GIVEN INSTRUCTION ▸ All entries should be output exactly as they stand.

[A block of data]
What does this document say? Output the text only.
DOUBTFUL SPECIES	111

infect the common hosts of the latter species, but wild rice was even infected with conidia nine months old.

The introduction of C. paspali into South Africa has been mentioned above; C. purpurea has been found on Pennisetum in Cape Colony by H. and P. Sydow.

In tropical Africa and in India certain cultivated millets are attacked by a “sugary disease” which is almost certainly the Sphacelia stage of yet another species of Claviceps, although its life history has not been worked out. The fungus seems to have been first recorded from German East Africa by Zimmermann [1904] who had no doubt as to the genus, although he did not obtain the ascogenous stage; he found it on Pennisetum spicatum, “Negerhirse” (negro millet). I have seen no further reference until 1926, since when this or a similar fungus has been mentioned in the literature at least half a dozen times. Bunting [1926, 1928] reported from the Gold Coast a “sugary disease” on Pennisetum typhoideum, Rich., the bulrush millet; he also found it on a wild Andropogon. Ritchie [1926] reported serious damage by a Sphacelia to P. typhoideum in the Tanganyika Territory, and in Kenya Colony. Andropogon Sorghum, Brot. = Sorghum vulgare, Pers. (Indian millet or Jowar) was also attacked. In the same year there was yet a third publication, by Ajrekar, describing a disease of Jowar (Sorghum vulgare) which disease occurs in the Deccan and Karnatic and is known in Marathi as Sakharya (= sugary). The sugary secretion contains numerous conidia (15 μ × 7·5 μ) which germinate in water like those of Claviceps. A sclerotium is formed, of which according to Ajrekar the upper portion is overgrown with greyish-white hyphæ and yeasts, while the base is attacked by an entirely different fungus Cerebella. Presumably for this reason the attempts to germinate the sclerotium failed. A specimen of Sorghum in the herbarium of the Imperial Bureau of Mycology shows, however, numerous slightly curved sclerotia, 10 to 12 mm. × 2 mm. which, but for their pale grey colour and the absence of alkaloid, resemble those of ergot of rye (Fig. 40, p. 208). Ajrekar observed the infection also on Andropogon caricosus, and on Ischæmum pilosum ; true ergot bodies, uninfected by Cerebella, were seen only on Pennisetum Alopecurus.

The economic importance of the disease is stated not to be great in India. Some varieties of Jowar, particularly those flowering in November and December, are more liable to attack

TASK ANSWER ▸
What does this document say? Output the text only.
DOUBTFUL SPECIES	111

infect the common hosts of the latter species, but wild rice was even infected with conidia nine months old.

The introduction of C. paspali into South Africa has been mentioned above; C. purpurea has been found on Pennisetum in Cape Colony by H. and P. Sydow.

In tropical Africa and in India certain cultivated millets are attacked by a “sugary disease” which is almost certainly the Sphacelia stage of yet another species of Claviceps, although its life history has not been worked out. The fungus seems to have been first recorded from German East Africa by Zimmermann [1904] who had no doubt as to the genus, although he did not obtain the ascogenous stage; he found it on Pennisetum spicatum, “Negerhirse” (negro millet). I have seen no further reference until 1926, since when this or a similar fungus has been mentioned in the literature at least half a dozen times. Bunting [1926, 1928] reported from the Gold Coast a “sugary disease” on Pennisetum typhoideum, Rich., the bulrush millet; he also found it on a wild Andropogon. Ritchie [1926] reported serious damage by a Sphacelia to P. typhoideum in the Tanganyika Territory, and in Kenya Colony. Andropogon Sorghum, Brot. = Sorghum vulgare, Pers. (Indian millet or Jowar) was also attacked. In the same year there was yet a third publication, by Ajrekar, describing a disease of Jowar (Sorghum vulgare) which disease occurs in the Deccan and Karnatic and is known in Marathi as Sakharya (= sugary). The sugary secretion contains numerous conidia (15 μ × 7·5 μ) which germinate in water like those of Claviceps. A sclerotium is formed, of which according to Ajrekar the upper portion is overgrown with greyish-white hyphæ and yeasts, while the base is attacked by an entirely different fungus Cerebella. Presumably for this reason the attempts to germinate the sclerotium failed. A specimen of Sorghum in the herbarium of the Imperial Bureau of Mycology shows, however, numerous slightly curved sclerotia, 10 to 12 mm. × 2 mm. which, but for their pale grey colour and the absence of alkaloid, resemble those of ergot of rye (Fig. 40, p. 208). Ajrekar observed the infection also on Andropogon caricosus, and on Ischæmum pilosum ; true ergot bodies, uninfected by Cerebella, were seen only on Pennisetum Alopecurus.

The economic importance of the disease is stated not to be great in India. Some varieties of Jowar, particularly those flowering in November and December, are more liable to attack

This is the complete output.